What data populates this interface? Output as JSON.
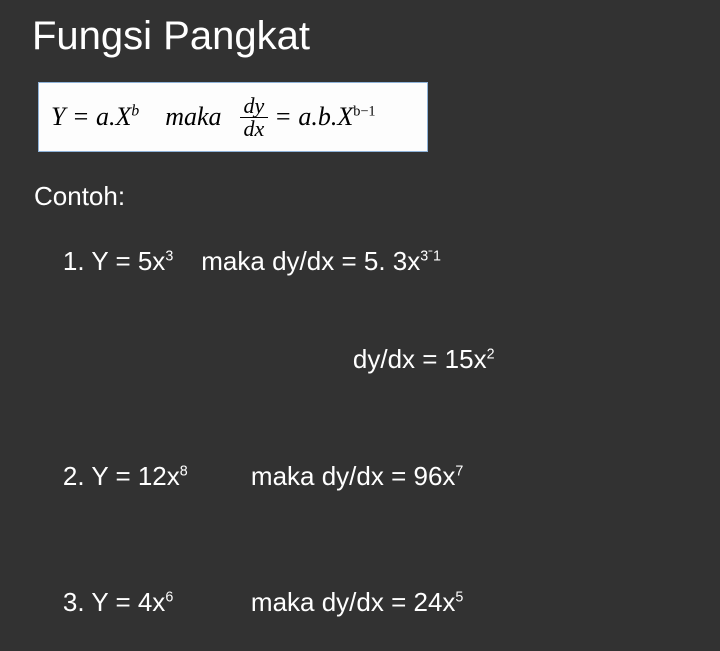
{
  "background_color": "#323232",
  "text_color": "#ffffff",
  "title": "Fungsi Pangkat",
  "title_fontsize": 40,
  "formula_box": {
    "background": "#fdfdfd",
    "border_color": "#8fb3d9",
    "font_family": "Times New Roman",
    "font_style": "italic",
    "font_size": 26,
    "lhs_text": "Y = a.X",
    "lhs_exp": "b",
    "maka": "maka",
    "frac_num": "dy",
    "frac_den": "dx",
    "rhs_eq": "= a.b.X",
    "rhs_exp": "b−1"
  },
  "body_fontsize": 26,
  "contoh_label": "Contoh:",
  "ex1": {
    "lhs": "1. Y = 5x",
    "lhs_exp": "3",
    "maka": "maka",
    "line1_rhs": "dy/dx = 5. 3x",
    "line1_exp": "3ˉ1",
    "line2": "dy/dx = 15x",
    "line2_exp": "2"
  },
  "ex2": {
    "lhs": "2. Y = 12x",
    "lhs_exp": "8",
    "maka": "maka",
    "rhs": " dy/dx = 96x",
    "rhs_exp": "7"
  },
  "ex3": {
    "lhs": "3. Y = 4x",
    "lhs_exp": "6",
    "maka": "maka",
    "rhs": " dy/dx = 24x",
    "rhs_exp": "5"
  }
}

++++++++++

TASK TO COMPLETE:
Write out again every line above exactly as given; the pictures do not belong in the copy.

FULL ANSWER:
What data populates this interface? Output as JSON.
{
  "background_color": "#323232",
  "text_color": "#ffffff",
  "title": "Fungsi Pangkat",
  "title_fontsize": 40,
  "formula_box": {
    "background": "#fdfdfd",
    "border_color": "#8fb3d9",
    "font_family": "Times New Roman",
    "font_style": "italic",
    "font_size": 26,
    "lhs_text": "Y = a.X",
    "lhs_exp": "b",
    "maka": "maka",
    "frac_num": "dy",
    "frac_den": "dx",
    "rhs_eq": "= a.b.X",
    "rhs_exp": "b−1"
  },
  "body_fontsize": 26,
  "contoh_label": "Contoh:",
  "ex1": {
    "lhs": "1. Y = 5x",
    "lhs_exp": "3",
    "maka": "maka",
    "line1_rhs": "dy/dx = 5. 3x",
    "line1_exp": "3ˉ1",
    "line2": "dy/dx = 15x",
    "line2_exp": "2"
  },
  "ex2": {
    "lhs": "2. Y = 12x",
    "lhs_exp": "8",
    "maka": "maka",
    "rhs": " dy/dx = 96x",
    "rhs_exp": "7"
  },
  "ex3": {
    "lhs": "3. Y = 4x",
    "lhs_exp": "6",
    "maka": "maka",
    "rhs": " dy/dx = 24x",
    "rhs_exp": "5"
  }
}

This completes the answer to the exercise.